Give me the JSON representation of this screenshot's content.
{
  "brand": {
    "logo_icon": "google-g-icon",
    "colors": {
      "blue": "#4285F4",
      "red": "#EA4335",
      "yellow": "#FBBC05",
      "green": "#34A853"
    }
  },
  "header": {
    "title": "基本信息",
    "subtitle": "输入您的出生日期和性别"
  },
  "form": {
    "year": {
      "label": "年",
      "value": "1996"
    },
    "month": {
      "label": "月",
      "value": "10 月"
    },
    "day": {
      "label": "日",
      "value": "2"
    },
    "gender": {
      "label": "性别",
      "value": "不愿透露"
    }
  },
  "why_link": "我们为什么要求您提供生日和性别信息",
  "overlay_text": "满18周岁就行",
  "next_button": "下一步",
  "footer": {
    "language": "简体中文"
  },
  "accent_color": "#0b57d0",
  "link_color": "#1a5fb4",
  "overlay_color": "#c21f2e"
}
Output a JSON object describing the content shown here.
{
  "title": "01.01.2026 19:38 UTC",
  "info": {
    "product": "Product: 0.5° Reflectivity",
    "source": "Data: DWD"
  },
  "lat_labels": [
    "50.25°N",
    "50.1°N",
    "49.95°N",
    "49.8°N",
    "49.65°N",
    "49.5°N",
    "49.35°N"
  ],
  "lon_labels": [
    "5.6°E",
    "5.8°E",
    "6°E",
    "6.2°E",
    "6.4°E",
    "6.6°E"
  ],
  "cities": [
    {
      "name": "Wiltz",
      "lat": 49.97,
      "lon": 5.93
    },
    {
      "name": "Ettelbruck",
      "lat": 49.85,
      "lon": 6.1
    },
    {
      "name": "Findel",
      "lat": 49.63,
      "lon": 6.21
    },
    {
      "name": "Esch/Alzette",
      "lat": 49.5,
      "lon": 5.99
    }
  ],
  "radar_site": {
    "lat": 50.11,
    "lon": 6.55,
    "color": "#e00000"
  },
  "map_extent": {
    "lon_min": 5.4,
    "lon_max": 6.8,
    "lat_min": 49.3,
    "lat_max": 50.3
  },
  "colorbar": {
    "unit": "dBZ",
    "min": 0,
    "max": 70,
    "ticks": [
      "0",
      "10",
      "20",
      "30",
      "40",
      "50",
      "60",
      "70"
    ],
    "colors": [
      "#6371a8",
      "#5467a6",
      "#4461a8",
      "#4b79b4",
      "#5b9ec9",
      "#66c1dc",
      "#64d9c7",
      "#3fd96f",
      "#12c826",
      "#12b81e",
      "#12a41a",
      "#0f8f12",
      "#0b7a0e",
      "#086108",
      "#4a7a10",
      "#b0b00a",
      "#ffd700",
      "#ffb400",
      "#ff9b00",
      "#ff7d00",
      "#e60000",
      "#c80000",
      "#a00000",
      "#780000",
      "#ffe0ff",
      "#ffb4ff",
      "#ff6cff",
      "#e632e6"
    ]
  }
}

→ **YOUR INSTRUCTIONS**
Output every entry shown above, exactly.

→ **PROBLEM SOLUTION**
Give me the JSON representation of this screenshot's content.
{
  "brand": {
    "logo_icon": "google-g-icon",
    "colors": {
      "blue": "#4285F4",
      "red": "#EA4335",
      "yellow": "#FBBC05",
      "green": "#34A853"
    }
  },
  "header": {
    "title": "基本信息",
    "subtitle": "输入您的出生日期和性别"
  },
  "form": {
    "year": {
      "label": "年",
      "value": "1996"
    },
    "month": {
      "label": "月",
      "value": "10 月"
    },
    "day": {
      "label": "日",
      "value": "2"
    },
    "gender": {
      "label": "性别",
      "value": "不愿透露"
    }
  },
  "why_link": "我们为什么要求您提供生日和性别信息",
  "overlay_text": "满18周岁就行",
  "next_button": "下一步",
  "footer": {
    "language": "简体中文"
  },
  "accent_color": "#0b57d0",
  "link_color": "#1a5fb4",
  "overlay_color": "#c21f2e"
}
Output a JSON object describing the content shown here.
{
  "title": "01.01.2026 19:38 UTC",
  "info": {
    "product": "Product: 0.5° Reflectivity",
    "source": "Data: DWD"
  },
  "lat_labels": [
    "50.25°N",
    "50.1°N",
    "49.95°N",
    "49.8°N",
    "49.65°N",
    "49.5°N",
    "49.35°N"
  ],
  "lon_labels": [
    "5.6°E",
    "5.8°E",
    "6°E",
    "6.2°E",
    "6.4°E",
    "6.6°E"
  ],
  "cities": [
    {
      "name": "Wiltz",
      "lat": 49.97,
      "lon": 5.93
    },
    {
      "name": "Ettelbruck",
      "lat": 49.85,
      "lon": 6.1
    },
    {
      "name": "Findel",
      "lat": 49.63,
      "lon": 6.21
    },
    {
      "name": "Esch/Alzette",
      "lat": 49.5,
      "lon": 5.99
    }
  ],
  "radar_site": {
    "lat": 50.11,
    "lon": 6.55,
    "color": "#e00000"
  },
  "map_extent": {
    "lon_min": 5.4,
    "lon_max": 6.8,
    "lat_min": 49.3,
    "lat_max": 50.3
  },
  "colorbar": {
    "unit": "dBZ",
    "min": 0,
    "max": 70,
    "ticks": [
      "0",
      "10",
      "20",
      "30",
      "40",
      "50",
      "60",
      "70"
    ],
    "colors": [
      "#6371a8",
      "#5467a6",
      "#4461a8",
      "#4b79b4",
      "#5b9ec9",
      "#66c1dc",
      "#64d9c7",
      "#3fd96f",
      "#12c826",
      "#12b81e",
      "#12a41a",
      "#0f8f12",
      "#0b7a0e",
      "#086108",
      "#4a7a10",
      "#b0b00a",
      "#ffd700",
      "#ffb400",
      "#ff9b00",
      "#ff7d00",
      "#e60000",
      "#c80000",
      "#a00000",
      "#780000",
      "#ffe0ff",
      "#ffb4ff",
      "#ff6cff",
      "#e632e6"
    ]
  }
}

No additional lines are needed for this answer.